Each line that follows is to be retyped exactly.

(Collected data entries)

************

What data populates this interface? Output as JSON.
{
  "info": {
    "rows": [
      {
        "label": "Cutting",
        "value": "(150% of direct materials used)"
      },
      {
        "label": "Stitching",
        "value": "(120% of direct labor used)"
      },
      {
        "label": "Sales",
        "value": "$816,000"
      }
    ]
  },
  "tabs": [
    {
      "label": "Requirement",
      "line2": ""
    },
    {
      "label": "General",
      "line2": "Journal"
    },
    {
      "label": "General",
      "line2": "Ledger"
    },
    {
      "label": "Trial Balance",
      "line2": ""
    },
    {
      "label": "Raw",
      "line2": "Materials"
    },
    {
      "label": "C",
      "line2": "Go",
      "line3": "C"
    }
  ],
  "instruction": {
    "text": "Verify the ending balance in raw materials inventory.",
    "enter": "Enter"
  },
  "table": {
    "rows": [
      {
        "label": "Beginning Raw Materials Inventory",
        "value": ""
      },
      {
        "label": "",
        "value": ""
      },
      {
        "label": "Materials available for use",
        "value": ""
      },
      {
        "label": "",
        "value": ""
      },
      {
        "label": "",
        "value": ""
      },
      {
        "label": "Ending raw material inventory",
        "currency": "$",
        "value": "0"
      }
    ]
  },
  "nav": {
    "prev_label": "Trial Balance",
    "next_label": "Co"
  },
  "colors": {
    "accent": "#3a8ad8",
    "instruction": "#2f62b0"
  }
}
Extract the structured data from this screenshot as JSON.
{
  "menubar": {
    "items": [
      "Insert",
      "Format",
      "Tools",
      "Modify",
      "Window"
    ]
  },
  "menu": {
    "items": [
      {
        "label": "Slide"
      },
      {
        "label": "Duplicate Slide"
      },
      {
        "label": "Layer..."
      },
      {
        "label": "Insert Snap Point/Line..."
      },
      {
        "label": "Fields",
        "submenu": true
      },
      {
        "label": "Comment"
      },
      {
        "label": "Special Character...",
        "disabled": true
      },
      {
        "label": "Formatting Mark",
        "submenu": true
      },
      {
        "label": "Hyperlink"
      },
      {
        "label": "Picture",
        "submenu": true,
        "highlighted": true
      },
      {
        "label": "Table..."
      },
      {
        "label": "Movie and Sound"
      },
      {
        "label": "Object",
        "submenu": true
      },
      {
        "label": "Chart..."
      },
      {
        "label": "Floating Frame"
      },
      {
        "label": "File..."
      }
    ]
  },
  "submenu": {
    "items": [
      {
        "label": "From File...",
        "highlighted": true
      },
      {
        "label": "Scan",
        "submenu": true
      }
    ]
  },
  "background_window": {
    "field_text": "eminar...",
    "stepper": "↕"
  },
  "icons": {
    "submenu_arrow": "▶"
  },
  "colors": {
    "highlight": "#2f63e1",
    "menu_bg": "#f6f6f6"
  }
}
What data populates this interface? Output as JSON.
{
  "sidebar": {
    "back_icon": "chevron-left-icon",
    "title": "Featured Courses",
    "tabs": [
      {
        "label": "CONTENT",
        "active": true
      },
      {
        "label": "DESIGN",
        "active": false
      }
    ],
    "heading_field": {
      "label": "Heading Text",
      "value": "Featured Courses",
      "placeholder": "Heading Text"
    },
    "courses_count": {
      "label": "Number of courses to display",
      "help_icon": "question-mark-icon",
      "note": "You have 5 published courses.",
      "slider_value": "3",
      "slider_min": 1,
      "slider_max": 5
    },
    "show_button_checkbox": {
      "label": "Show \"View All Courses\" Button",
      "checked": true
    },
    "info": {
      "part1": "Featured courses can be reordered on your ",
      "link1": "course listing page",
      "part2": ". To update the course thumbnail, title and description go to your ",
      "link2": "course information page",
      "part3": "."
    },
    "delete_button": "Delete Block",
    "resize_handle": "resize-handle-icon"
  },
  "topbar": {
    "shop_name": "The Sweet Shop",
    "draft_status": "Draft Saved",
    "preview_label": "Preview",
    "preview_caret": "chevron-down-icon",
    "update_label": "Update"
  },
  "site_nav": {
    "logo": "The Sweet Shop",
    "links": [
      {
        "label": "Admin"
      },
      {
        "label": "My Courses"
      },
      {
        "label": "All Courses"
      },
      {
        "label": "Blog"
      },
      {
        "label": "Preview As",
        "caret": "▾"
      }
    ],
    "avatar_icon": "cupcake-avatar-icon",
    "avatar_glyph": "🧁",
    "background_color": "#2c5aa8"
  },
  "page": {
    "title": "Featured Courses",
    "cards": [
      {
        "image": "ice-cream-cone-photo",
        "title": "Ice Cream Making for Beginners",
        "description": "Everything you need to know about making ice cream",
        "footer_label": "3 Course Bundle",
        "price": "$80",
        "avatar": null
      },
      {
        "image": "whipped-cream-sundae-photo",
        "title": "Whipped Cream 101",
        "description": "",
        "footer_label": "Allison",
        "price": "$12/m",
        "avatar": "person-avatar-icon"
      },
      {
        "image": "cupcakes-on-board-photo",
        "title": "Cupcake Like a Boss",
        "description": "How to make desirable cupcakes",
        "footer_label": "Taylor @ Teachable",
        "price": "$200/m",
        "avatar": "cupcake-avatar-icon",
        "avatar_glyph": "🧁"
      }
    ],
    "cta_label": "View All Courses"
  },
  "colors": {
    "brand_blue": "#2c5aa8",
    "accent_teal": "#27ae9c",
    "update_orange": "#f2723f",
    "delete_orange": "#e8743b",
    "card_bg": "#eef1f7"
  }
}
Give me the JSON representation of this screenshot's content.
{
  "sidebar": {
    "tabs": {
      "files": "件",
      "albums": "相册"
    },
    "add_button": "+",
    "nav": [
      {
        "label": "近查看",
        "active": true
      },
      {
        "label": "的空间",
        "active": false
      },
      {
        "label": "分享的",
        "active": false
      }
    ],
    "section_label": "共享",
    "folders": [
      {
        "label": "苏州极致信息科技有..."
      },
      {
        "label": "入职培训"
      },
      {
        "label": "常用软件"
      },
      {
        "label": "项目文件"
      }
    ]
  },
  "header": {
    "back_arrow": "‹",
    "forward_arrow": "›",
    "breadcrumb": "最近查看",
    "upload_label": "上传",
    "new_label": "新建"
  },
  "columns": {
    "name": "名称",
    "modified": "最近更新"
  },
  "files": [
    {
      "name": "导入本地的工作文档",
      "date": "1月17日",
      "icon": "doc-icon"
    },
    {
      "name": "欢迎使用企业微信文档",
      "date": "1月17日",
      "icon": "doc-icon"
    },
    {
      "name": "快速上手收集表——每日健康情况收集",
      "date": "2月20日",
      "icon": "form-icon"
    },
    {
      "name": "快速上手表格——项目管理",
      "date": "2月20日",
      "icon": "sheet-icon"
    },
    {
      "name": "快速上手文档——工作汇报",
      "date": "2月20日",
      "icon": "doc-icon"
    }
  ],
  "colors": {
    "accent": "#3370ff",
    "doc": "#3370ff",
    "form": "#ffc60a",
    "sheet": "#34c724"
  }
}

************

Exercise solution —
What data populates this interface? Output as JSON.
{
  "info": {
    "rows": [
      {
        "label": "Cutting",
        "value": "(150% of direct materials used)"
      },
      {
        "label": "Stitching",
        "value": "(120% of direct labor used)"
      },
      {
        "label": "Sales",
        "value": "$816,000"
      }
    ]
  },
  "tabs": [
    {
      "label": "Requirement",
      "line2": ""
    },
    {
      "label": "General",
      "line2": "Journal"
    },
    {
      "label": "General",
      "line2": "Ledger"
    },
    {
      "label": "Trial Balance",
      "line2": ""
    },
    {
      "label": "Raw",
      "line2": "Materials"
    },
    {
      "label": "C",
      "line2": "Go",
      "line3": "C"
    }
  ],
  "instruction": {
    "text": "Verify the ending balance in raw materials inventory.",
    "enter": "Enter"
  },
  "table": {
    "rows": [
      {
        "label": "Beginning Raw Materials Inventory",
        "value": ""
      },
      {
        "label": "",
        "value": ""
      },
      {
        "label": "Materials available for use",
        "value": ""
      },
      {
        "label": "",
        "value": ""
      },
      {
        "label": "",
        "value": ""
      },
      {
        "label": "Ending raw material inventory",
        "currency": "$",
        "value": "0"
      }
    ]
  },
  "nav": {
    "prev_label": "Trial Balance",
    "next_label": "Co"
  },
  "colors": {
    "accent": "#3a8ad8",
    "instruction": "#2f62b0"
  }
}
Extract the structured data from this screenshot as JSON.
{
  "menubar": {
    "items": [
      "Insert",
      "Format",
      "Tools",
      "Modify",
      "Window"
    ]
  },
  "menu": {
    "items": [
      {
        "label": "Slide"
      },
      {
        "label": "Duplicate Slide"
      },
      {
        "label": "Layer..."
      },
      {
        "label": "Insert Snap Point/Line..."
      },
      {
        "label": "Fields",
        "submenu": true
      },
      {
        "label": "Comment"
      },
      {
        "label": "Special Character...",
        "disabled": true
      },
      {
        "label": "Formatting Mark",
        "submenu": true
      },
      {
        "label": "Hyperlink"
      },
      {
        "label": "Picture",
        "submenu": true,
        "highlighted": true
      },
      {
        "label": "Table..."
      },
      {
        "label": "Movie and Sound"
      },
      {
        "label": "Object",
        "submenu": true
      },
      {
        "label": "Chart..."
      },
      {
        "label": "Floating Frame"
      },
      {
        "label": "File..."
      }
    ]
  },
  "submenu": {
    "items": [
      {
        "label": "From File...",
        "highlighted": true
      },
      {
        "label": "Scan",
        "submenu": true
      }
    ]
  },
  "background_window": {
    "field_text": "eminar...",
    "stepper": "↕"
  },
  "icons": {
    "submenu_arrow": "▶"
  },
  "colors": {
    "highlight": "#2f63e1",
    "menu_bg": "#f6f6f6"
  }
}
What data populates this interface? Output as JSON.
{
  "sidebar": {
    "back_icon": "chevron-left-icon",
    "title": "Featured Courses",
    "tabs": [
      {
        "label": "CONTENT",
        "active": true
      },
      {
        "label": "DESIGN",
        "active": false
      }
    ],
    "heading_field": {
      "label": "Heading Text",
      "value": "Featured Courses",
      "placeholder": "Heading Text"
    },
    "courses_count": {
      "label": "Number of courses to display",
      "help_icon": "question-mark-icon",
      "note": "You have 5 published courses.",
      "slider_value": "3",
      "slider_min": 1,
      "slider_max": 5
    },
    "show_button_checkbox": {
      "label": "Show \"View All Courses\" Button",
      "checked": true
    },
    "info": {
      "part1": "Featured courses can be reordered on your ",
      "link1": "course listing page",
      "part2": ". To update the course thumbnail, title and description go to your ",
      "link2": "course information page",
      "part3": "."
    },
    "delete_button": "Delete Block",
    "resize_handle": "resize-handle-icon"
  },
  "topbar": {
    "shop_name": "The Sweet Shop",
    "draft_status": "Draft Saved",
    "preview_label": "Preview",
    "preview_caret": "chevron-down-icon",
    "update_label": "Update"
  },
  "site_nav": {
    "logo": "The Sweet Shop",
    "links": [
      {
        "label": "Admin"
      },
      {
        "label": "My Courses"
      },
      {
        "label": "All Courses"
      },
      {
        "label": "Blog"
      },
      {
        "label": "Preview As",
        "caret": "▾"
      }
    ],
    "avatar_icon": "cupcake-avatar-icon",
    "avatar_glyph": "🧁",
    "background_color": "#2c5aa8"
  },
  "page": {
    "title": "Featured Courses",
    "cards": [
      {
        "image": "ice-cream-cone-photo",
        "title": "Ice Cream Making for Beginners",
        "description": "Everything you need to know about making ice cream",
        "footer_label": "3 Course Bundle",
        "price": "$80",
        "avatar": null
      },
      {
        "image": "whipped-cream-sundae-photo",
        "title": "Whipped Cream 101",
        "description": "",
        "footer_label": "Allison",
        "price": "$12/m",
        "avatar": "person-avatar-icon"
      },
      {
        "image": "cupcakes-on-board-photo",
        "title": "Cupcake Like a Boss",
        "description": "How to make desirable cupcakes",
        "footer_label": "Taylor @ Teachable",
        "price": "$200/m",
        "avatar": "cupcake-avatar-icon",
        "avatar_glyph": "🧁"
      }
    ],
    "cta_label": "View All Courses"
  },
  "colors": {
    "brand_blue": "#2c5aa8",
    "accent_teal": "#27ae9c",
    "update_orange": "#f2723f",
    "delete_orange": "#e8743b",
    "card_bg": "#eef1f7"
  }
}
Give me the JSON representation of this screenshot's content.
{
  "sidebar": {
    "tabs": {
      "files": "件",
      "albums": "相册"
    },
    "add_button": "+",
    "nav": [
      {
        "label": "近查看",
        "active": true
      },
      {
        "label": "的空间",
        "active": false
      },
      {
        "label": "分享的",
        "active": false
      }
    ],
    "section_label": "共享",
    "folders": [
      {
        "label": "苏州极致信息科技有..."
      },
      {
        "label": "入职培训"
      },
      {
        "label": "常用软件"
      },
      {
        "label": "项目文件"
      }
    ]
  },
  "header": {
    "back_arrow": "‹",
    "forward_arrow": "›",
    "breadcrumb": "最近查看",
    "upload_label": "上传",
    "new_label": "新建"
  },
  "columns": {
    "name": "名称",
    "modified": "最近更新"
  },
  "files": [
    {
      "name": "导入本地的工作文档",
      "date": "1月17日",
      "icon": "doc-icon"
    },
    {
      "name": "欢迎使用企业微信文档",
      "date": "1月17日",
      "icon": "doc-icon"
    },
    {
      "name": "快速上手收集表——每日健康情况收集",
      "date": "2月20日",
      "icon": "form-icon"
    },
    {
      "name": "快速上手表格——项目管理",
      "date": "2月20日",
      "icon": "sheet-icon"
    },
    {
      "name": "快速上手文档——工作汇报",
      "date": "2月20日",
      "icon": "doc-icon"
    }
  ],
  "colors": {
    "accent": "#3370ff",
    "doc": "#3370ff",
    "form": "#ffc60a",
    "sheet": "#34c724"
  }
}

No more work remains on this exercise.